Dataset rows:
▼

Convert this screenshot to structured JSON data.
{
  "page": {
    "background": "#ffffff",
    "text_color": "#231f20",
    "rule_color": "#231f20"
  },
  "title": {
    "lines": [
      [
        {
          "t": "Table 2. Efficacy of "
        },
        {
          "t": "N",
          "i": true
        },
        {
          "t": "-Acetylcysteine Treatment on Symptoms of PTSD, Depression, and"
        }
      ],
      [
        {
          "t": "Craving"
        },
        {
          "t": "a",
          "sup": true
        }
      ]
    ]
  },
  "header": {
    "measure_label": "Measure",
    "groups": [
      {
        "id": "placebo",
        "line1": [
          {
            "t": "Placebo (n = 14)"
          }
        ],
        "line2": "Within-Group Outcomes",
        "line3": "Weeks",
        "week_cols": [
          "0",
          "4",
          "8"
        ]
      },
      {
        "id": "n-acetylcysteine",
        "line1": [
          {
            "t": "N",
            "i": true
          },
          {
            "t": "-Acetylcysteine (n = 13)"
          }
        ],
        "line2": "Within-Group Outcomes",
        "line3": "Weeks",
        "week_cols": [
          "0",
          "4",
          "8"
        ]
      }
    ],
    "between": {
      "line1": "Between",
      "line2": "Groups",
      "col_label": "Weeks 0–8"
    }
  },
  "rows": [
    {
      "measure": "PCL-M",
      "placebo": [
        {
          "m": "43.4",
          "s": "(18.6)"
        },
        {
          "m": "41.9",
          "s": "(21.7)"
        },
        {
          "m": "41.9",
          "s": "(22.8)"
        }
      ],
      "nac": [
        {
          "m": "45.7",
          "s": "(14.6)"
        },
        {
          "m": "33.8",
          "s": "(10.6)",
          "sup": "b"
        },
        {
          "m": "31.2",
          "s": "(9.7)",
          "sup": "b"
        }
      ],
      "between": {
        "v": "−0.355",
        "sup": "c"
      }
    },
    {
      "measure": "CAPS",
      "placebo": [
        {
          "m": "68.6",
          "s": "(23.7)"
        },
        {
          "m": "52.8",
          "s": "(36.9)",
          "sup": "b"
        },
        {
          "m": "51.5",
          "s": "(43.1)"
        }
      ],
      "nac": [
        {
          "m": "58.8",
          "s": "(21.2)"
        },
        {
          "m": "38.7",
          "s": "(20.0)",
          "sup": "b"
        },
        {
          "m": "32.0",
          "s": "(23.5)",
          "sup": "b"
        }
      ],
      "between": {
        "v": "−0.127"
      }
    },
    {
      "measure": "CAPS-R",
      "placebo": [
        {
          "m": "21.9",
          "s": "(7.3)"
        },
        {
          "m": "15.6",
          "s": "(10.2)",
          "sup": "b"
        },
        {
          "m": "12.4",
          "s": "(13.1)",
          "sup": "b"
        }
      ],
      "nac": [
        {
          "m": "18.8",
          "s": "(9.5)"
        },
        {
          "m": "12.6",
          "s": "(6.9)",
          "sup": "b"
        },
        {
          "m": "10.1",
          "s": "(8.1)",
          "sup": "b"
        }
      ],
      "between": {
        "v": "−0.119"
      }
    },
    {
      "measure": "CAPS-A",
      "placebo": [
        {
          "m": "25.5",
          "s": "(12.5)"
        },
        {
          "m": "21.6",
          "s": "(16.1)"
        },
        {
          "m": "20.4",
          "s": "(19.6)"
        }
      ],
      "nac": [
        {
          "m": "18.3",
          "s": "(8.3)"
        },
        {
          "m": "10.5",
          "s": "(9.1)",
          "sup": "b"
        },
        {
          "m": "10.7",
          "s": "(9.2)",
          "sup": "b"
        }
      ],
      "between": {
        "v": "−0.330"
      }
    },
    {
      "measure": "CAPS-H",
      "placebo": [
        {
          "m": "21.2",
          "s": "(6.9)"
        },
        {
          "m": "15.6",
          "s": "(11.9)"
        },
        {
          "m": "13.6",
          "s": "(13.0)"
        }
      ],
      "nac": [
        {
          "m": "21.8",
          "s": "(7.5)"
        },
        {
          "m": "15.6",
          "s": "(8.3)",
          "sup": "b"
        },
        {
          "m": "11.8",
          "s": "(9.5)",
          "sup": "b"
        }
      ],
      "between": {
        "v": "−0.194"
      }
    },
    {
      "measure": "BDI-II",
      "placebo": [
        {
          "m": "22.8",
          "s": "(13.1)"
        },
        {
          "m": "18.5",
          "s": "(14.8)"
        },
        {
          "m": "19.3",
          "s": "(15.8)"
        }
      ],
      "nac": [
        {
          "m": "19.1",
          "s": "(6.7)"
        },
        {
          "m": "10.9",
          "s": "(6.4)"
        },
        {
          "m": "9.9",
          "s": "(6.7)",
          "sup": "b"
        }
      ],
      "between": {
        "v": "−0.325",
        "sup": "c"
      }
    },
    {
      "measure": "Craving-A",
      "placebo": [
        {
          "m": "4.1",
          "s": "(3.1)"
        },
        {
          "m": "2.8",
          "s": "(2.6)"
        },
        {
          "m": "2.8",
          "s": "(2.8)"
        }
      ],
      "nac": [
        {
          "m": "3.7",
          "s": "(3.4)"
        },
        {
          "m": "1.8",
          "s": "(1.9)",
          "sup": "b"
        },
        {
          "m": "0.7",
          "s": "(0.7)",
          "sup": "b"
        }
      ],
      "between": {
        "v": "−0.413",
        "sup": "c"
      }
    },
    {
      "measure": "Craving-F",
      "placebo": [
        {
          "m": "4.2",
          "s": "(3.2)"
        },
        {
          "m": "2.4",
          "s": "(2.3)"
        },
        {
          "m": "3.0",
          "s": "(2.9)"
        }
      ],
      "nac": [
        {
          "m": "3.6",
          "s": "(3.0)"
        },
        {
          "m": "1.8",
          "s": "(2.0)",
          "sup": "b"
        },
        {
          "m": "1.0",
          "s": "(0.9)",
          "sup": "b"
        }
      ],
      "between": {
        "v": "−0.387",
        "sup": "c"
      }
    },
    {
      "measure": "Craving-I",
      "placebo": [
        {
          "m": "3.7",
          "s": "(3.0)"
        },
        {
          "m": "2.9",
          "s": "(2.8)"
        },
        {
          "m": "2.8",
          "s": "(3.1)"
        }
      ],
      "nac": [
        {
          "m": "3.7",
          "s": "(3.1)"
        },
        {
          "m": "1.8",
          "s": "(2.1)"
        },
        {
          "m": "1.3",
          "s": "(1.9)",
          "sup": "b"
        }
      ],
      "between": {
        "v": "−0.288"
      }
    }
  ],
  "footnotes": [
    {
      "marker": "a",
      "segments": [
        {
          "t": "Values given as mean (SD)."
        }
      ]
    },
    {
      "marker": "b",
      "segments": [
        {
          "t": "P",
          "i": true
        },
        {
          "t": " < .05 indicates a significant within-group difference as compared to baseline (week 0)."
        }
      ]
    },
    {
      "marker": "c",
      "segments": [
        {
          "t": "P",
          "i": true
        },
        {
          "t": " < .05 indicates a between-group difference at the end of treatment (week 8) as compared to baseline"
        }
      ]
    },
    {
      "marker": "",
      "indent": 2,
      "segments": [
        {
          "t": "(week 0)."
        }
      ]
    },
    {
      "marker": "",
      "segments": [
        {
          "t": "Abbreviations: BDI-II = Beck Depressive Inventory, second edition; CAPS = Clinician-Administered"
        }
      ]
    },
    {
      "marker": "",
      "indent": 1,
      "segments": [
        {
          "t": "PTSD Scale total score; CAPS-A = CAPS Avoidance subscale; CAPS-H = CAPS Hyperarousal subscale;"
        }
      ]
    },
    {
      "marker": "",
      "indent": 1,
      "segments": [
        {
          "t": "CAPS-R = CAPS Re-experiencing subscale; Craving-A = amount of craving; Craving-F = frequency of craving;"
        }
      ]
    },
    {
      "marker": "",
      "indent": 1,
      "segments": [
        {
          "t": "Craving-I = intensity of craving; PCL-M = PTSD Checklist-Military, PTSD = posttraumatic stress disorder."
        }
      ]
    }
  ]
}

▲

§ **Brief**
Filter the entries down to the lines containing "PTSD". Copy each of those lines.

§ **Expected output**
          "t": "-Acetylcysteine Treatment on Symptoms of PTSD, Depression, and"
          "t": "PTSD Scale total score; CAPS-A = CAPS Avoidance subscale; CAPS-H = CAPS Hyperarousal subscale;"
          "t": "Craving-I = intensity of craving; PCL-M = PTSD Checklist-Military, PTSD = posttraumatic stress disorder."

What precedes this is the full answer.